= RECORDS FOR THE TASK =
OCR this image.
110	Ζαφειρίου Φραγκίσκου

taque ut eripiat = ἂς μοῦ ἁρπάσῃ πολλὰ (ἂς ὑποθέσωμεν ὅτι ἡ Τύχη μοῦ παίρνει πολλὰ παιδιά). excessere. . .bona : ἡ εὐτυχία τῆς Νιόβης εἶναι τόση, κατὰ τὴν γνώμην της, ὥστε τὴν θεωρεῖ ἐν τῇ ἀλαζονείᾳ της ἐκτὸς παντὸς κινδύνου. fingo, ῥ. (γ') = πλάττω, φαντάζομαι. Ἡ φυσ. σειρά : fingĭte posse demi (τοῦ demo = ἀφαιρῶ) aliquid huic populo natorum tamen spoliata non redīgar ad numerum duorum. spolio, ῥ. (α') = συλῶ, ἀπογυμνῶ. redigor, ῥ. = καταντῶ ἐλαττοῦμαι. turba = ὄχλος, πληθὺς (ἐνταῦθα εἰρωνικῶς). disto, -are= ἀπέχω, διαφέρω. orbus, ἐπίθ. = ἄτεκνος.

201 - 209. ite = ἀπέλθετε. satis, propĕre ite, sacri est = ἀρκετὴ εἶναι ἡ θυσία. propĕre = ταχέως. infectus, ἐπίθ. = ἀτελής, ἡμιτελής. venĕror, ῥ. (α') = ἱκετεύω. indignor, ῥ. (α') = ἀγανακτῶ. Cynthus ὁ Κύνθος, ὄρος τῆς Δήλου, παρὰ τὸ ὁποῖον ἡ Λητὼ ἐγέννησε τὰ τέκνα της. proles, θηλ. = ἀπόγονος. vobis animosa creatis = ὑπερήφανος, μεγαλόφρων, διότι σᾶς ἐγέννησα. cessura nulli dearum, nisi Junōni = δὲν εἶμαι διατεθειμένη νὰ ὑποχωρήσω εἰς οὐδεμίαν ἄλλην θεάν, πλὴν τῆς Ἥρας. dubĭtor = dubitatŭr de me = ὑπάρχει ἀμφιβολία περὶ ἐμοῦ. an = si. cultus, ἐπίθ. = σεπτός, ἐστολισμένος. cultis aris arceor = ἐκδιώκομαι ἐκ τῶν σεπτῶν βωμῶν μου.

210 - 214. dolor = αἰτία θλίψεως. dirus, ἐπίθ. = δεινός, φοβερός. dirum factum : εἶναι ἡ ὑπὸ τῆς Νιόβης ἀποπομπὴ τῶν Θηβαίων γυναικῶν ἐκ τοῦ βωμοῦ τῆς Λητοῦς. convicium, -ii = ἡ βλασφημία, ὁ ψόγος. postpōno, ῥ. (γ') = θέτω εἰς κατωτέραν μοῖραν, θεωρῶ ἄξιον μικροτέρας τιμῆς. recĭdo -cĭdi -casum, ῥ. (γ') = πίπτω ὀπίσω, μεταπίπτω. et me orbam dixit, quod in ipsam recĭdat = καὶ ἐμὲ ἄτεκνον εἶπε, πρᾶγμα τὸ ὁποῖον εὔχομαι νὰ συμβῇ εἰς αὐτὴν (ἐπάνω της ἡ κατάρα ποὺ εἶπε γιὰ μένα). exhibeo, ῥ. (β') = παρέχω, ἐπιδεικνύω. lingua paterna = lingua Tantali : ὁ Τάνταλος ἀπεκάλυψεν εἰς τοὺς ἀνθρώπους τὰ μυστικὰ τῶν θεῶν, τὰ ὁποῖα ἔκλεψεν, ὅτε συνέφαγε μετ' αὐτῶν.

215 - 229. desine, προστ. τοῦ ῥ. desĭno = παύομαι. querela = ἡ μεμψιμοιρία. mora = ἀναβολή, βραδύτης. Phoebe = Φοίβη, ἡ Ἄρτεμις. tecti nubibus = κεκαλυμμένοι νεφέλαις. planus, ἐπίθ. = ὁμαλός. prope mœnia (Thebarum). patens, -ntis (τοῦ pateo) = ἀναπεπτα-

= REQUIRED WORK =
Here, the records must be output exactly and in full.

= TASK ANSWER =
OCR this image.
110	Ζαφειρίου Φραγκίσκου

taque ut eripiat = ἂς μοῦ ἁρπάσῃ πολλὰ (ἂς ὑποθέσωμεν ὅτι ἡ Τύχη μοῦ παίρνει πολλὰ παιδιά). excessere. . .bona : ἡ εὐτυχία τῆς Νιόβης εἶναι τόση, κατὰ τὴν γνώμην της, ὥστε τὴν θεωρεῖ ἐν τῇ ἀλαζονείᾳ της ἐκτὸς παντὸς κινδύνου. fingo, ῥ. (γ') = πλάττω, φαντάζομαι. Ἡ φυσ. σειρά : fingĭte posse demi (τοῦ demo = ἀφαιρῶ) aliquid huic populo natorum tamen spoliata non redīgar ad numerum duorum. spolio, ῥ. (α') = συλῶ, ἀπογυμνῶ. redigor, ῥ. = καταντῶ ἐλαττοῦμαι. turba = ὄχλος, πληθὺς (ἐνταῦθα εἰρωνικῶς). disto, -are= ἀπέχω, διαφέρω. orbus, ἐπίθ. = ἄτεκνος.

201 - 209. ite = ἀπέλθετε. satis, propĕre ite, sacri est = ἀρκετὴ εἶναι ἡ θυσία. propĕre = ταχέως. infectus, ἐπίθ. = ἀτελής, ἡμιτελής. venĕror, ῥ. (α') = ἱκετεύω. indignor, ῥ. (α') = ἀγανακτῶ. Cynthus ὁ Κύνθος, ὄρος τῆς Δήλου, παρὰ τὸ ὁποῖον ἡ Λητὼ ἐγέννησε τὰ τέκνα της. proles, θηλ. = ἀπόγονος. vobis animosa creatis = ὑπερήφανος, μεγαλόφρων, διότι σᾶς ἐγέννησα. cessura nulli dearum, nisi Junōni = δὲν εἶμαι διατεθειμένη νὰ ὑποχωρήσω εἰς οὐδεμίαν ἄλλην θεάν, πλὴν τῆς Ἥρας. dubĭtor = dubitatŭr de me = ὑπάρχει ἀμφιβολία περὶ ἐμοῦ. an = si. cultus, ἐπίθ. = σεπτός, ἐστολισμένος. cultis aris arceor = ἐκδιώκομαι ἐκ τῶν σεπτῶν βωμῶν μου.

210 - 214. dolor = αἰτία θλίψεως. dirus, ἐπίθ. = δεινός, φοβερός. dirum factum : εἶναι ἡ ὑπὸ τῆς Νιόβης ἀποπομπὴ τῶν Θηβαίων γυναικῶν ἐκ τοῦ βωμοῦ τῆς Λητοῦς. convicium, -ii = ἡ βλασφημία, ὁ ψόγος. postpōno, ῥ. (γ') = θέτω εἰς κατωτέραν μοῖραν, θεωρῶ ἄξιον μικροτέρας τιμῆς. recĭdo -cĭdi -casum, ῥ. (γ') = πίπτω ὀπίσω, μεταπίπτω. et me orbam dixit, quod in ipsam recĭdat = καὶ ἐμὲ ἄτεκνον εἶπε, πρᾶγμα τὸ ὁποῖον εὔχομαι νὰ συμβῇ εἰς αὐτὴν (ἐπάνω της ἡ κατάρα ποὺ εἶπε γιὰ μένα). exhibeo, ῥ. (β') = παρέχω, ἐπιδεικνύω. lingua paterna = lingua Tantali : ὁ Τάνταλος ἀπεκάλυψεν εἰς τοὺς ἀνθρώπους τὰ μυστικὰ τῶν θεῶν, τὰ ὁποῖα ἔκλεψεν, ὅτε συνέφαγε μετ' αὐτῶν.

215 - 229. desine, προστ. τοῦ ῥ. desĭno = παύομαι. querela = ἡ μεμψιμοιρία. mora = ἀναβολή, βραδύτης. Phoebe = Φοίβη, ἡ Ἄρτεμις. tecti nubibus = κεκαλυμμένοι νεφέλαις. planus, ἐπίθ. = ὁμαλός. prope mœnia (Thebarum). patens, -ntis (τοῦ pateo) = ἀναπεπτα-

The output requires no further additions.